== Dataset excerpts ==

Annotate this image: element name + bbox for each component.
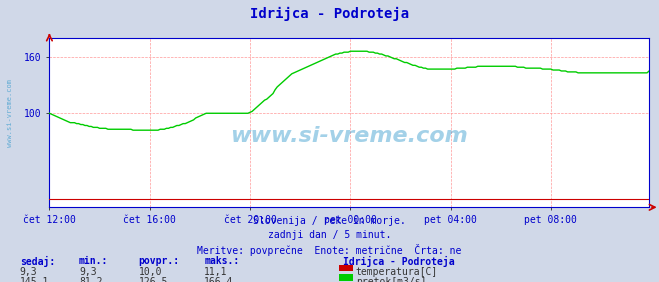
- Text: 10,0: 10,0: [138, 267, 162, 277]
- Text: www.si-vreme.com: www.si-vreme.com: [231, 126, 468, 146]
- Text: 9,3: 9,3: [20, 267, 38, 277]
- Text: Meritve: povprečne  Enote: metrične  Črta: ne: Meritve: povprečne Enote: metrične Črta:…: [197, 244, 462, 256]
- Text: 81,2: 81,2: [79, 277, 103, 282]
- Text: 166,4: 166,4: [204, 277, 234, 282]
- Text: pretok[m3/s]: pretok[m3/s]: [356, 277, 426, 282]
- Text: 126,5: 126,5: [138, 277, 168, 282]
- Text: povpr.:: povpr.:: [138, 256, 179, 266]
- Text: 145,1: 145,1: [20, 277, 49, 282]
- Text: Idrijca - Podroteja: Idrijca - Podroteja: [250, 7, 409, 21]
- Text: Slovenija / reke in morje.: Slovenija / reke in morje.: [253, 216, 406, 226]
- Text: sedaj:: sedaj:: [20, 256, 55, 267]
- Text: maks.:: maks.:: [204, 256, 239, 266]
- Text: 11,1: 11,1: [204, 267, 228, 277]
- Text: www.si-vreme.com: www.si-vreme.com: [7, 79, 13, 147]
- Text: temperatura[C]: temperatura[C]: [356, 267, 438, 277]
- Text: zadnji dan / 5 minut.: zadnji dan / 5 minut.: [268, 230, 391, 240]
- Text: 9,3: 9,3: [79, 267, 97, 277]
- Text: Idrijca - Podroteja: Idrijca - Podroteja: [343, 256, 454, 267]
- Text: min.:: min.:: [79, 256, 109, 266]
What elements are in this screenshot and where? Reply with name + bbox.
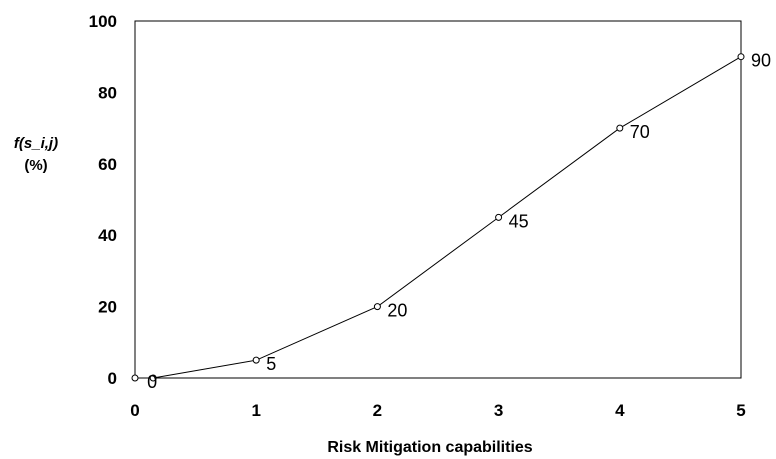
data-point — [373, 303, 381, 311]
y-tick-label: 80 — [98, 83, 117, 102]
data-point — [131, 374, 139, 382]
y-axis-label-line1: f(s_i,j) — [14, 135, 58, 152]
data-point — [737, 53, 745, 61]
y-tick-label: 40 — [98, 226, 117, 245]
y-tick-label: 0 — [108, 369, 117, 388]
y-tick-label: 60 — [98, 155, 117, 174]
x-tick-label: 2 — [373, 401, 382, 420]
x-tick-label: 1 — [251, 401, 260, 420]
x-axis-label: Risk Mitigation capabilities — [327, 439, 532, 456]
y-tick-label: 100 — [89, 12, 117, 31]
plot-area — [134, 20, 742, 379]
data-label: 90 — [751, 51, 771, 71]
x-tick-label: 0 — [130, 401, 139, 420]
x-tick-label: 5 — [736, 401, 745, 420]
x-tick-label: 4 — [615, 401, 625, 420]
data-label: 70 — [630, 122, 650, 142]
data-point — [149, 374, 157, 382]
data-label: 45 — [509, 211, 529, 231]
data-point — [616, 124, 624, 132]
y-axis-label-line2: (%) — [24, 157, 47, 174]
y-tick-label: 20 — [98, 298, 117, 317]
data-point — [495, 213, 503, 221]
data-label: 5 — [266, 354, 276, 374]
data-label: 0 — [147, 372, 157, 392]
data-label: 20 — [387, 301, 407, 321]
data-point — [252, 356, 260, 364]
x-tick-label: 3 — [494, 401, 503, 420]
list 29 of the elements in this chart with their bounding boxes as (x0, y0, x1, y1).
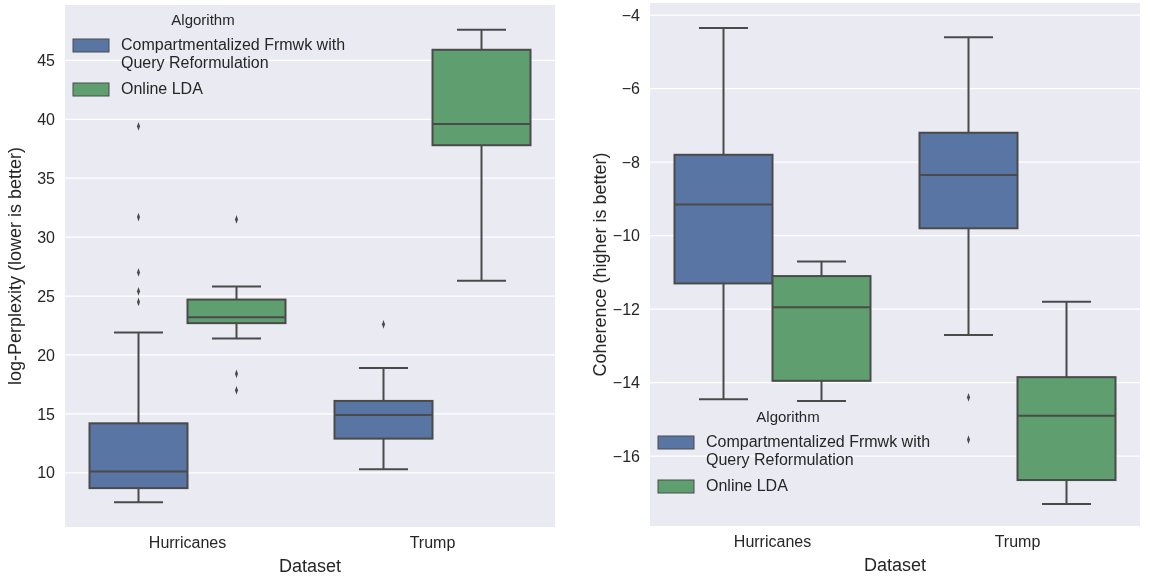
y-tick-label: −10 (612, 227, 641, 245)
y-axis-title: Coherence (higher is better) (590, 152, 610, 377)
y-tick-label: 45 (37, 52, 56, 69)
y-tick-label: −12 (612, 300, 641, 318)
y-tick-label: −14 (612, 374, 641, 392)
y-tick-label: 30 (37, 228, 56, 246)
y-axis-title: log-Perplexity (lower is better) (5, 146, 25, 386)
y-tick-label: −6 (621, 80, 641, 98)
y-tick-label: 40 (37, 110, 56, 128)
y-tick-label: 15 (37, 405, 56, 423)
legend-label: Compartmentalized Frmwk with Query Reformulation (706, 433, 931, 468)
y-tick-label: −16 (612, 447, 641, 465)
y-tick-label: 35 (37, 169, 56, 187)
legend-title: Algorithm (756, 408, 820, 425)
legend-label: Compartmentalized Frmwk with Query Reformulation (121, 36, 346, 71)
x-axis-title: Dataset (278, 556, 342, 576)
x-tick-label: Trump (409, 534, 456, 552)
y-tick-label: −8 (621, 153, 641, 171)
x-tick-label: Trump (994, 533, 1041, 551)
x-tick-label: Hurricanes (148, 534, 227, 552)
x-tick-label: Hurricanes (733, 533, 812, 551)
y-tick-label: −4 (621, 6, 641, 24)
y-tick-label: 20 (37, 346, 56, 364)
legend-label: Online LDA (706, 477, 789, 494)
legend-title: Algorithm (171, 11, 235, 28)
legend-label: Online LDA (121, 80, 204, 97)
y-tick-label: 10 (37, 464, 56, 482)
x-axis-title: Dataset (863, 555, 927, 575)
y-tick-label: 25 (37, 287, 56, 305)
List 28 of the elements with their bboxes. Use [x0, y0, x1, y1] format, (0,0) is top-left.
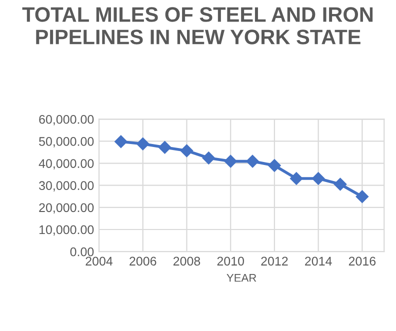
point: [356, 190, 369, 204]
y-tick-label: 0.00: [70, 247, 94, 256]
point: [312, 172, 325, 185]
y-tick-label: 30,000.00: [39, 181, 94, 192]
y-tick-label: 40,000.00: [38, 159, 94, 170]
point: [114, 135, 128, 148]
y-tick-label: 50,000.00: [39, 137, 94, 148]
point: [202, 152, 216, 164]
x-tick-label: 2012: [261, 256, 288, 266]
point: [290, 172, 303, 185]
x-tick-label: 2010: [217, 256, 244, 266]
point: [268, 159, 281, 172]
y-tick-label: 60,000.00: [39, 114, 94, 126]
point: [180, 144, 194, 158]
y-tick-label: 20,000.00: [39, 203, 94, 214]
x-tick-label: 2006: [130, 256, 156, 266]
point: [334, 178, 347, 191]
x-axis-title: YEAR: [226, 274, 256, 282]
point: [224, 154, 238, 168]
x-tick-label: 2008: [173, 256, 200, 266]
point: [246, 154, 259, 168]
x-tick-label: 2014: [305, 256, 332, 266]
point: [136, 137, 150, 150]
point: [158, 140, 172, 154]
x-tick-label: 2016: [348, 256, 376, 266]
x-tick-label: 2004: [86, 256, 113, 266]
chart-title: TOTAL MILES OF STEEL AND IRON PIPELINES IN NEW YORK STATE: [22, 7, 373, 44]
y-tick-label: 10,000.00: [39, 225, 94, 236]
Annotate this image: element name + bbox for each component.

===
== Dataset excerpts ==

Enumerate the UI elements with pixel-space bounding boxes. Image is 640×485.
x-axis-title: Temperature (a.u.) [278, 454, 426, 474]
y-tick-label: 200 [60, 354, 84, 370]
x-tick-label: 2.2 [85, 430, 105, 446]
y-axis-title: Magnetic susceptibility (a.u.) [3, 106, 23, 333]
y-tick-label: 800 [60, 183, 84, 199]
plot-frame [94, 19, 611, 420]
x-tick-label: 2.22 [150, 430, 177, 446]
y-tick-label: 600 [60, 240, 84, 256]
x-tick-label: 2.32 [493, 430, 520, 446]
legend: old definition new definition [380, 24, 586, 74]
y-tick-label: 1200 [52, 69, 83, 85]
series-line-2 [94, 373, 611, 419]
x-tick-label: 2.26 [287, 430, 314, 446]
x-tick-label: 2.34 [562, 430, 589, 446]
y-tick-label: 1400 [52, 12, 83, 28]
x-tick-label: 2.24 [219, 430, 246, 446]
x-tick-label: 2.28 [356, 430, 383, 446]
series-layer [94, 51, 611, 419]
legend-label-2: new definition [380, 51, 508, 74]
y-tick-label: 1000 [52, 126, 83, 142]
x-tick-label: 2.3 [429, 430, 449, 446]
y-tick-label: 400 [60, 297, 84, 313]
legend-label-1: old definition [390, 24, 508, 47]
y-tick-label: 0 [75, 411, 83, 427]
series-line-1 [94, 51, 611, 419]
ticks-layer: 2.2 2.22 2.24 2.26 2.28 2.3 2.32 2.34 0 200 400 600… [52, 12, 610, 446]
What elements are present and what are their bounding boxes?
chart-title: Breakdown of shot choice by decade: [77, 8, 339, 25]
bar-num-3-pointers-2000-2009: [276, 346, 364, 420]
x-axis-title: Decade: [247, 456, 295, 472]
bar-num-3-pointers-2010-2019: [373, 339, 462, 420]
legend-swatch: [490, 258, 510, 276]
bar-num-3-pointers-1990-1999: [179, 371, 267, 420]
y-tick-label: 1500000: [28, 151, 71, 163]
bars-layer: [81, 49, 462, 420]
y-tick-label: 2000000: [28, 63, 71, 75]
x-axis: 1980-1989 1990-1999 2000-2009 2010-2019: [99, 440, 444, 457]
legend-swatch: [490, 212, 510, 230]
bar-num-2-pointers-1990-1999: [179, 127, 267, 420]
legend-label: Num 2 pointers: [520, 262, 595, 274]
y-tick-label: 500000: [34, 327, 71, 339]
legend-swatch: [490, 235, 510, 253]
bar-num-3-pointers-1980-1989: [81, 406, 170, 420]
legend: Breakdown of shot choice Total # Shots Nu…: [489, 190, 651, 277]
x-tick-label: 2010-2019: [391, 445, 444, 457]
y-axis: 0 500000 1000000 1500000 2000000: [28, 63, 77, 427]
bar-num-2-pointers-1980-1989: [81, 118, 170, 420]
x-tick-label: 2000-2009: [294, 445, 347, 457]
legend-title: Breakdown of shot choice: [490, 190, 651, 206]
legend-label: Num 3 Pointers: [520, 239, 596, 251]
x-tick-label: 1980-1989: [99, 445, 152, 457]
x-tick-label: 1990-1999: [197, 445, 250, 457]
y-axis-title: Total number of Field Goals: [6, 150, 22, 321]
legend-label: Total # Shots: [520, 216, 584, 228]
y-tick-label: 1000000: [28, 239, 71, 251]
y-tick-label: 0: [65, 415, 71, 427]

===

Short task:
Repeat the data lines from the line with "data-point — [373, 303, 381, 311]" to the line with "y-tick-label: 60 — [98, 155, 117, 174]", both included, exactly as they appear above.

Exercise solution:
data-point — [373, 303, 381, 311]
y-tick-label: 80 — [98, 83, 117, 102]
data-point — [131, 374, 139, 382]
y-axis-label-line1: f(s_i,j) — [14, 135, 58, 152]
data-point — [737, 53, 745, 61]
y-tick-label: 40 — [98, 226, 117, 245]
y-tick-label: 0 — [108, 369, 117, 388]
y-tick-label: 60 — [98, 155, 117, 174]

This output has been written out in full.